Your task: Reproduce the complete listing without any deviation.

Provided information:
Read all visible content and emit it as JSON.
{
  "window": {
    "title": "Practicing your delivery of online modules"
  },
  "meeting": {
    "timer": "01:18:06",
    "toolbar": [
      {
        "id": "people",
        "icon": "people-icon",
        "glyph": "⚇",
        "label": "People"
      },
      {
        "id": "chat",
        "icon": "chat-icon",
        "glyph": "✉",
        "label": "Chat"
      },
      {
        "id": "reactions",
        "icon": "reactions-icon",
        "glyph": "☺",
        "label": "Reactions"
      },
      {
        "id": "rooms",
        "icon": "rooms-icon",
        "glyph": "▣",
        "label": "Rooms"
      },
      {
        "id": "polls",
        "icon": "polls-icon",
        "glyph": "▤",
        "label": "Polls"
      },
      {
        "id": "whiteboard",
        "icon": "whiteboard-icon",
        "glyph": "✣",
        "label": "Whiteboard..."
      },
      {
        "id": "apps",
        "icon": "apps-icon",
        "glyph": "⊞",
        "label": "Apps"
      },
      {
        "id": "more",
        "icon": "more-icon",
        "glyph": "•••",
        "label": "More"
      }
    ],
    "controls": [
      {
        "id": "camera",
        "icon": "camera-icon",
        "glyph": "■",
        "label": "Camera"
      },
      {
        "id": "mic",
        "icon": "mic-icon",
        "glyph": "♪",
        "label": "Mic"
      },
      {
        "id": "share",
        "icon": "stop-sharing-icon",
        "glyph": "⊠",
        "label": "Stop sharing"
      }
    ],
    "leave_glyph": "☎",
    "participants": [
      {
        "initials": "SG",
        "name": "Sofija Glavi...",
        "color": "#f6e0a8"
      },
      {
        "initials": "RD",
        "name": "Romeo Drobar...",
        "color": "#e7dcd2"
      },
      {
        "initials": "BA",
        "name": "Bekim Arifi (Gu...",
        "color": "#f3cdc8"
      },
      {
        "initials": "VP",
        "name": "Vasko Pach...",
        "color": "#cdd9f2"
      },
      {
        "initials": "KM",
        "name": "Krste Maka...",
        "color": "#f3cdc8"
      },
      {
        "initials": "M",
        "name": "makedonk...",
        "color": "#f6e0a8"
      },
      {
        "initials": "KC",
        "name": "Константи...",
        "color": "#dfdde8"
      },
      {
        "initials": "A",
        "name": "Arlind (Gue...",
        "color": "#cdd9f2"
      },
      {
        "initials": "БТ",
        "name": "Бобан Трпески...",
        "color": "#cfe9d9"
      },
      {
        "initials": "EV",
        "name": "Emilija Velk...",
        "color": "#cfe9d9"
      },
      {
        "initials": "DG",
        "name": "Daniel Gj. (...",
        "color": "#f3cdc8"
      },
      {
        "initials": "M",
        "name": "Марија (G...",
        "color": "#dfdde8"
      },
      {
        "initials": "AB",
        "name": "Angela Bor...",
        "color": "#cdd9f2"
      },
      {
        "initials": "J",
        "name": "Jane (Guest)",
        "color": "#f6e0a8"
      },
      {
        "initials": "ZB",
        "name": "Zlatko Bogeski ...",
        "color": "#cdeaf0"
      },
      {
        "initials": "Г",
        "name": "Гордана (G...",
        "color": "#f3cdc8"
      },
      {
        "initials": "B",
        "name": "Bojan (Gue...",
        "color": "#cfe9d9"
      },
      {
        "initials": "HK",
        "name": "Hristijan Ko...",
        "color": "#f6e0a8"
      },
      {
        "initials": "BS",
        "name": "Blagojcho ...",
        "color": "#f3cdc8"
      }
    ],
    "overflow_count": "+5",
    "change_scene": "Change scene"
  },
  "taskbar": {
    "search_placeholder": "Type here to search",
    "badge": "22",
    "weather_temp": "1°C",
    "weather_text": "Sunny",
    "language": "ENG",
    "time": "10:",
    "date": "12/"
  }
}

Response:
Read all visible content and emit it as JSON.
{
  "window": {
    "title": "Practicing your delivery of online modules"
  },
  "meeting": {
    "timer": "01:18:06",
    "toolbar": [
      {
        "id": "people",
        "icon": "people-icon",
        "glyph": "⚇",
        "label": "People"
      },
      {
        "id": "chat",
        "icon": "chat-icon",
        "glyph": "✉",
        "label": "Chat"
      },
      {
        "id": "reactions",
        "icon": "reactions-icon",
        "glyph": "☺",
        "label": "Reactions"
      },
      {
        "id": "rooms",
        "icon": "rooms-icon",
        "glyph": "▣",
        "label": "Rooms"
      },
      {
        "id": "polls",
        "icon": "polls-icon",
        "glyph": "▤",
        "label": "Polls"
      },
      {
        "id": "whiteboard",
        "icon": "whiteboard-icon",
        "glyph": "✣",
        "label": "Whiteboard..."
      },
      {
        "id": "apps",
        "icon": "apps-icon",
        "glyph": "⊞",
        "label": "Apps"
      },
      {
        "id": "more",
        "icon": "more-icon",
        "glyph": "•••",
        "label": "More"
      }
    ],
    "controls": [
      {
        "id": "camera",
        "icon": "camera-icon",
        "glyph": "■",
        "label": "Camera"
      },
      {
        "id": "mic",
        "icon": "mic-icon",
        "glyph": "♪",
        "label": "Mic"
      },
      {
        "id": "share",
        "icon": "stop-sharing-icon",
        "glyph": "⊠",
        "label": "Stop sharing"
      }
    ],
    "leave_glyph": "☎",
    "participants": [
      {
        "initials": "SG",
        "name": "Sofija Glavi...",
        "color": "#f6e0a8"
      },
      {
        "initials": "RD",
        "name": "Romeo Drobar...",
        "color": "#e7dcd2"
      },
      {
        "initials": "BA",
        "name": "Bekim Arifi (Gu...",
        "color": "#f3cdc8"
      },
      {
        "initials": "VP",
        "name": "Vasko Pach...",
        "color": "#cdd9f2"
      },
      {
        "initials": "KM",
        "name": "Krste Maka...",
        "color": "#f3cdc8"
      },
      {
        "initials": "M",
        "name": "makedonk...",
        "color": "#f6e0a8"
      },
      {
        "initials": "KC",
        "name": "Константи...",
        "color": "#dfdde8"
      },
      {
        "initials": "A",
        "name": "Arlind (Gue...",
        "color": "#cdd9f2"
      },
      {
        "initials": "БТ",
        "name": "Бобан Трпески...",
        "color": "#cfe9d9"
      },
      {
        "initials": "EV",
        "name": "Emilija Velk...",
        "color": "#cfe9d9"
      },
      {
        "initials": "DG",
        "name": "Daniel Gj. (...",
        "color": "#f3cdc8"
      },
      {
        "initials": "M",
        "name": "Марија (G...",
        "color": "#dfdde8"
      },
      {
        "initials": "AB",
        "name": "Angela Bor...",
        "color": "#cdd9f2"
      },
      {
        "initials": "J",
        "name": "Jane (Guest)",
        "color": "#f6e0a8"
      },
      {
        "initials": "ZB",
        "name": "Zlatko Bogeski ...",
        "color": "#cdeaf0"
      },
      {
        "initials": "Г",
        "name": "Гордана (G...",
        "color": "#f3cdc8"
      },
      {
        "initials": "B",
        "name": "Bojan (Gue...",
        "color": "#cfe9d9"
      },
      {
        "initials": "HK",
        "name": "Hristijan Ko...",
        "color": "#f6e0a8"
      },
      {
        "initials": "BS",
        "name": "Blagojcho ...",
        "color": "#f3cdc8"
      }
    ],
    "overflow_count": "+5",
    "change_scene": "Change scene"
  },
  "taskbar": {
    "search_placeholder": "Type here to search",
    "badge": "22",
    "weather_temp": "1°C",
    "weather_text": "Sunny",
    "language": "ENG",
    "time": "10:",
    "date": "12/"
  }
}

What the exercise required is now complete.